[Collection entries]
--- START ---
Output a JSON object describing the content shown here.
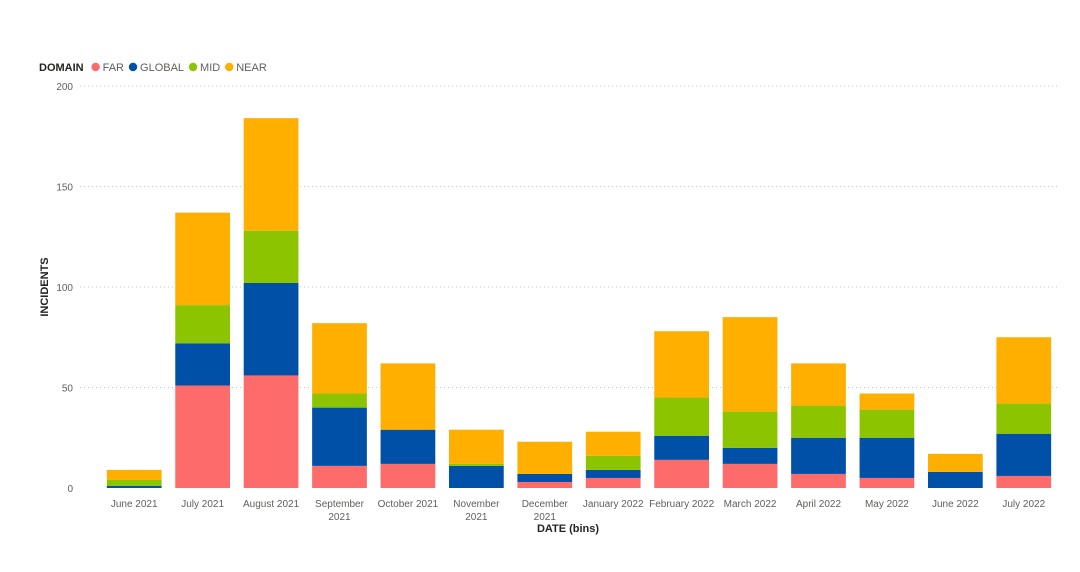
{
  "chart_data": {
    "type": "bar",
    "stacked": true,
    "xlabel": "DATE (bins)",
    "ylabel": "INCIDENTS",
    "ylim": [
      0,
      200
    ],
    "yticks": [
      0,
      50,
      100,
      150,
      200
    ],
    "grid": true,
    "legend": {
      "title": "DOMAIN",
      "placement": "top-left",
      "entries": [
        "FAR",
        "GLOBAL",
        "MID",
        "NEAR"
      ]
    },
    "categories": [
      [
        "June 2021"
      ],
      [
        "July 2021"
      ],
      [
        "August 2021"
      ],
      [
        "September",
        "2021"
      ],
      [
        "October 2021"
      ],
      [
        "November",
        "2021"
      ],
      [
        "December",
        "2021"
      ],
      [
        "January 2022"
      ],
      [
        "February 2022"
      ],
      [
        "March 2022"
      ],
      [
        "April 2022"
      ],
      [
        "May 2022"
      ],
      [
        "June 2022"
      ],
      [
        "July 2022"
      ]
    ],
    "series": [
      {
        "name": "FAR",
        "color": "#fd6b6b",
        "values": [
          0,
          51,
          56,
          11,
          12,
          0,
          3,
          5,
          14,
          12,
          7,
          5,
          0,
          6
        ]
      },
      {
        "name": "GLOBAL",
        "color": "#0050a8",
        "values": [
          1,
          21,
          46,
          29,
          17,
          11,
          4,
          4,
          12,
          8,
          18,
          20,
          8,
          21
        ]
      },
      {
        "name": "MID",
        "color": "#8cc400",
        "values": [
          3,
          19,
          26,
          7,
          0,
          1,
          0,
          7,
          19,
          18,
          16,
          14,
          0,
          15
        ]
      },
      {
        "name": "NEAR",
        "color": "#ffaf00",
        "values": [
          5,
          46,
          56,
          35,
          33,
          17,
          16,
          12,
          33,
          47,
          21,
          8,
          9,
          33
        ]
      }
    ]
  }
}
--- END ---
--- START ---
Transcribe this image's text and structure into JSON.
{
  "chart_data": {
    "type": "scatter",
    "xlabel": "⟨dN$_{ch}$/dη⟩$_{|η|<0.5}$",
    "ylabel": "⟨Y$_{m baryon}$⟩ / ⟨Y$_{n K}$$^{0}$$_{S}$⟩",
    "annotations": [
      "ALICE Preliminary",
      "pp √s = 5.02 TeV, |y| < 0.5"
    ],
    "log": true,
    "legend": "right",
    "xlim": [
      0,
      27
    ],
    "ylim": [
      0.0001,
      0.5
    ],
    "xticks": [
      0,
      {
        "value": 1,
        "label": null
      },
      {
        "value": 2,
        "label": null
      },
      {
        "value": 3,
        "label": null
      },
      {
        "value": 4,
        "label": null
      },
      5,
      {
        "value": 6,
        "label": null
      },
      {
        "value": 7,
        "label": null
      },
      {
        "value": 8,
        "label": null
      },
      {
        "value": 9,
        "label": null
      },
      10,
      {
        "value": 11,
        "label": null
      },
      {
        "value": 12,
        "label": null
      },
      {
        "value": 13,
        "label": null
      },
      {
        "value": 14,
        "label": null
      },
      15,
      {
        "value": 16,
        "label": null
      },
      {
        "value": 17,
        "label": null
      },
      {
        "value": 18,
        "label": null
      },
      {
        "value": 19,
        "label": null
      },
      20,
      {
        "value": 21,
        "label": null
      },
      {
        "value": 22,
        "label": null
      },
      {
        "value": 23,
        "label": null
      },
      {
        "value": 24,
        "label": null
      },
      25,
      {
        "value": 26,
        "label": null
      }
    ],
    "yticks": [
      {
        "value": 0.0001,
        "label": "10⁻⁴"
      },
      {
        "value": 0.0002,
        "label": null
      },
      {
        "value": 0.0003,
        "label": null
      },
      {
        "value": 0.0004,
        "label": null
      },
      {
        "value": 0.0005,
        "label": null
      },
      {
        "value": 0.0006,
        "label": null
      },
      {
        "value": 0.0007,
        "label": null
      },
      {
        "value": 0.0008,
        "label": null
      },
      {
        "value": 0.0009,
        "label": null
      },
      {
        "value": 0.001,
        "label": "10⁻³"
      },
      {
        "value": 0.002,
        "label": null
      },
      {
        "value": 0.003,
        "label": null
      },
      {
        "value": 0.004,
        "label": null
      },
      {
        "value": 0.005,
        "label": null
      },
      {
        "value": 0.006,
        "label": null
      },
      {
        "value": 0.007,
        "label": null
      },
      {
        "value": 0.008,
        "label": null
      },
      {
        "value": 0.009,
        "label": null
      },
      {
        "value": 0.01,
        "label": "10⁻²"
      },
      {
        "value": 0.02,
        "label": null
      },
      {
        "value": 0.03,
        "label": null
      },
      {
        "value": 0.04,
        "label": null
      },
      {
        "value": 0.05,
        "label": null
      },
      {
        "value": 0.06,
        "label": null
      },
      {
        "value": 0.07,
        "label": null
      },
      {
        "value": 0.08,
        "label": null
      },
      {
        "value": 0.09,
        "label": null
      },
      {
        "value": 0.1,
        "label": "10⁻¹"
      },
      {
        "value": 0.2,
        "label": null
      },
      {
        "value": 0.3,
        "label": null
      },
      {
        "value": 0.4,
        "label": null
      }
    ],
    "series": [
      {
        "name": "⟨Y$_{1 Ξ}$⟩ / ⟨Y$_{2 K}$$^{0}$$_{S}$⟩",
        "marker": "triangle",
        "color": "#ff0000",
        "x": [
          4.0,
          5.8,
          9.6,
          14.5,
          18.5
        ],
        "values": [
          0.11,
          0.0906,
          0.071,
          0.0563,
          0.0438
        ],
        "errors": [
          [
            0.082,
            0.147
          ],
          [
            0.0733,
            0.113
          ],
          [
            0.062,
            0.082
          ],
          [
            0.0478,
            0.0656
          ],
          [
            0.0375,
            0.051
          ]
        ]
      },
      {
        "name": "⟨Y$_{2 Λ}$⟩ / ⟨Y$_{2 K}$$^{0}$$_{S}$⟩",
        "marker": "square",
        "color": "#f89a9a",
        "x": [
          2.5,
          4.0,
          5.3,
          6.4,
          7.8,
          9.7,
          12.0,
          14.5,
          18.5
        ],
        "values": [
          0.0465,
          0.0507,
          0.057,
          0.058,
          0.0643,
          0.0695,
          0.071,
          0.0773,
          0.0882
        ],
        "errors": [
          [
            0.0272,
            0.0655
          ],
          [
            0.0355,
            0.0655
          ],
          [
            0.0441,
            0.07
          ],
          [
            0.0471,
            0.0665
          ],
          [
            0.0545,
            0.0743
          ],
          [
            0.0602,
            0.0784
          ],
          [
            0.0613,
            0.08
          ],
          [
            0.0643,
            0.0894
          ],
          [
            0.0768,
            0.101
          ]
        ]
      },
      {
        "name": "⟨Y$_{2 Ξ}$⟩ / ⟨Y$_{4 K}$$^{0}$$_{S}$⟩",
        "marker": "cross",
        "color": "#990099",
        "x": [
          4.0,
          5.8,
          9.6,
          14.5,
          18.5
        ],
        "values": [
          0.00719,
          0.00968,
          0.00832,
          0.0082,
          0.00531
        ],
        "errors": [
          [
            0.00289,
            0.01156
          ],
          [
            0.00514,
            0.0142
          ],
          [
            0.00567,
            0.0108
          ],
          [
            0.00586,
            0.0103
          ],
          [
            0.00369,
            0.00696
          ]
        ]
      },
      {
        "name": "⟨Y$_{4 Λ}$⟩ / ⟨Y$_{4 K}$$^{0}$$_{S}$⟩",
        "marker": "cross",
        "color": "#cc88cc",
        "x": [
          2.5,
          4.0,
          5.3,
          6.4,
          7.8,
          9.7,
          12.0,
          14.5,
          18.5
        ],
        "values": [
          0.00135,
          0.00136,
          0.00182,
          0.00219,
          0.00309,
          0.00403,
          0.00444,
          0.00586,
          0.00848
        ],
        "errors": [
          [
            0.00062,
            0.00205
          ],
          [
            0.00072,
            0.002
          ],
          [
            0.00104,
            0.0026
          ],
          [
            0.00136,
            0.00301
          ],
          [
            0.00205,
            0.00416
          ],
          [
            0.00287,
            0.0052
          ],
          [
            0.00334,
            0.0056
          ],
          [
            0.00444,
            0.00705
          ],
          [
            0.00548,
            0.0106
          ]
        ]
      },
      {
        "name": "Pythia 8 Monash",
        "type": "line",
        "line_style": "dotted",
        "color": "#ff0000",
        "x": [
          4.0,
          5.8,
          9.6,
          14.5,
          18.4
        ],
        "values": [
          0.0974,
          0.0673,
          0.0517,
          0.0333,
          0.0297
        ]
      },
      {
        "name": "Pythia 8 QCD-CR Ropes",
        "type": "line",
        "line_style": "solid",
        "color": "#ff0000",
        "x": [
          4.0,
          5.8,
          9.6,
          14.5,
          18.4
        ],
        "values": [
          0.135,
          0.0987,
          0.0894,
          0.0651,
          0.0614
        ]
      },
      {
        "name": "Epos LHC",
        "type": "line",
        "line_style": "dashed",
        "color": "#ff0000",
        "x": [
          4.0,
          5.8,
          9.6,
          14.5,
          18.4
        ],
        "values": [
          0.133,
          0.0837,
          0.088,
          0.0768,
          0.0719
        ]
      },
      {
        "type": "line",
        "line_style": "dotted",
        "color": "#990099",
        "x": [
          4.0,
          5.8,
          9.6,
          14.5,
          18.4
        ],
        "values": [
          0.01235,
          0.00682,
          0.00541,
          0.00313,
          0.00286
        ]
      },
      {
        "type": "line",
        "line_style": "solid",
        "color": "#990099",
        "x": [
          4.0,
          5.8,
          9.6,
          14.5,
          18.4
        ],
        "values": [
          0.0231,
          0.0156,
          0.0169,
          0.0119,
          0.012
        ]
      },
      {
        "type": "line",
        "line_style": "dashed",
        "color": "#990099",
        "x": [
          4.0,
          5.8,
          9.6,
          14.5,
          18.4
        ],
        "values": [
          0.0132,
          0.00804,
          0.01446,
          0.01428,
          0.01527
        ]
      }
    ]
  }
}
--- END ---
# [Exercise]
Filter the data for the string "Pythia" and copy every line that has it.

# [Output of the task]
        "name": "Pythia 8 Monash",
        "name": "Pythia 8 QCD-CR Ropes",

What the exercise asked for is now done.